Vorliegender Text =>
---*---
Das BVerwG (Az. 6 C 9.20) befasste sich erneut mit dem Umfang der prüfungsrelevanten Versammlungsfreiheit. Es hatte zu prüfen, ob auch die infrastrukturellen Einrichtungen eines Protestcamps dem Schutzgehalt des Art. 8 Abs. 1 GG unterfallen. Erstmals stand nun eine höchstrichterliche Entscheidung an, nachdem die Vorinstanz Art. 8 Abs. 1 GG für einschlägig erachtete. Eine Entscheidung des BVerfG steht in diesen Fällen noch aus, es ließ in sämtlichen Eilentscheidungen eine abschließende Bewertung offen und bezeichnete dies ausdrücklich als weitgehend ungeklärt. Die Examensrelevanz dürfte daher nicht zu unterschätzen sein, bietet sich die Versammlungsfreiheit aufgrund der besonderen grundrechtlichen Verschränkungen mit dem Polizei- und Ordnungsrecht in zahlreichen Fallgestaltungen an.
I. Die zu entscheidende Sachlage
Die Klägerin meldete im August 2017 ein Klimacamp als öffentliche Versammlung unter freiem Himmel bei dem Polizeipräsidium Aachen an. Es ordnete auf Grundlage des § 15 VersG eine Ortsauflage an und wies einen benachbarten Sportplatz als Versammlungsfläche zu, dort durften Übernachtungszelte errichtet werden. Nachdem der Sportplatz belegt war, mietete die Klägerin privat ein Feld als weitere Fläche an und informierte die zuständige Behörde. Mit einer nach Beginn der Versammlung erlassenen weiteren Verfügung wurde dieses Feld als Versammlungsfläche abgelehnt, es bestehe kein Grund, diese Fläche dem vorsorglich als Versammlung bewerteten Klimacamp zugehörig zu erklären.
Hiergegen erhob die Klägerin Klage auf Feststellung, dass die Verfügung des Polizeipräsidiums Aachen rechtswidrig gewesen sei, soweit das Feld als Versammlungsfläche abgelehnt worden sei. Das VG Aachen hatte die Klage zunächst abgewiesen, das OVG Münster hat auf die Berufung hin die Entscheidung in Form eines Beschlusses nach § 130a VwGO geändert und dem Feststellungsantrag entsprochen. Nunmehr stand die Entscheidung des BVerwG über die Wiederherstellung des erstinstanzlichen Urteils an.
---*---
Deine Aufgaben =>
1. Warum sollte man laut dem Text über das Protestcamp-Urteil die Bedeutung des Falls für Prüfungen nicht unterschätzen? Antworte in ein bis drei Sätzen.
2. Führe den Text über das Protestcamp-Urteil nach seinem letzten Satz weiter.

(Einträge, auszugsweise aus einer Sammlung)
---*---
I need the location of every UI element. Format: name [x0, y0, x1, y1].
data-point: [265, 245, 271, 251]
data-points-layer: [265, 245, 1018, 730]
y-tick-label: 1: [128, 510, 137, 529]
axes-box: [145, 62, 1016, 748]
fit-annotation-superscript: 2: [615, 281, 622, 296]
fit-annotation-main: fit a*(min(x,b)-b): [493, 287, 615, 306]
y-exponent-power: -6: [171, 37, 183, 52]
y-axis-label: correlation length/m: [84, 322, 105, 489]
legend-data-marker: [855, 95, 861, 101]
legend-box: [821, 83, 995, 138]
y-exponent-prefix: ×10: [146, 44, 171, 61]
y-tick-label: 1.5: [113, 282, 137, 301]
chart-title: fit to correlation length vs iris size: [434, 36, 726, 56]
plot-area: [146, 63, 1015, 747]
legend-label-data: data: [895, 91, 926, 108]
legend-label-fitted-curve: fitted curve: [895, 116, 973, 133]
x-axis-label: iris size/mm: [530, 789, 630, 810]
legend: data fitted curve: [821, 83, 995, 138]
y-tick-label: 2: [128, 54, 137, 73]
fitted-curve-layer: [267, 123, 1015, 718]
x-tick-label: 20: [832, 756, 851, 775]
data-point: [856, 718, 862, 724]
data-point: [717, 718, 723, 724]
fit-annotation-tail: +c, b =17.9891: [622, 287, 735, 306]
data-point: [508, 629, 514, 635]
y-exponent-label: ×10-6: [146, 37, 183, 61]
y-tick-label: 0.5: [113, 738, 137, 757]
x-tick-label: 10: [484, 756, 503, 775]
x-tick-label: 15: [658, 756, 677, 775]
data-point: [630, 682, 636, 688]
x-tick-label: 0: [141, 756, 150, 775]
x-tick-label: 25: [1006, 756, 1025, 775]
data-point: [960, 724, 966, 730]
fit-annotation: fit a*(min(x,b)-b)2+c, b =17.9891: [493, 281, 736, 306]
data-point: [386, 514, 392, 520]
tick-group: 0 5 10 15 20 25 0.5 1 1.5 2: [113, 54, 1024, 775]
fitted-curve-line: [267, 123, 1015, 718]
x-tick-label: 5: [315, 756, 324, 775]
---*---
Antworten je Aufgabe =>
1. Zum ersten Mal stand eine höchstrichterliche Entscheidung an. Das BVerfG hat die Frage noch nicht abschließend bewertet und sie ausdrücklich als weitgehend ungeklärt bezeichnet. Außerdem eignet sich die Versammlungsfreiheit für viele Fallgestaltungen, weil sie grundrechtlich eng mit dem Polizei- und Ordnungsrecht verschränkt ist.

2.
Die zulässige Revision wurde durch das BVerwG jedoch als unbegründet verworfen. Ausführungen zur Zulässigkeit können Sie hier nachlesen (Az. beim BVerwG 6 C 9.20). Vielmehr soll sich auf den wesentlichen materiellen Inhalt der Entscheidung beschränkt werden. Dies ist zum einen die Frage, ob das Klimacamp selbst eine Versammlung iSd. Art. 8 Abs. 1 GG war und darüber hinaus, ob auch die für das Klimacamp vorgesehenen Schlafplätze auf dem angemieteten Feld als infrastrukturelle Einrichtung vom Schutz des Art. 8 Abs. 1 GG erfasst werden.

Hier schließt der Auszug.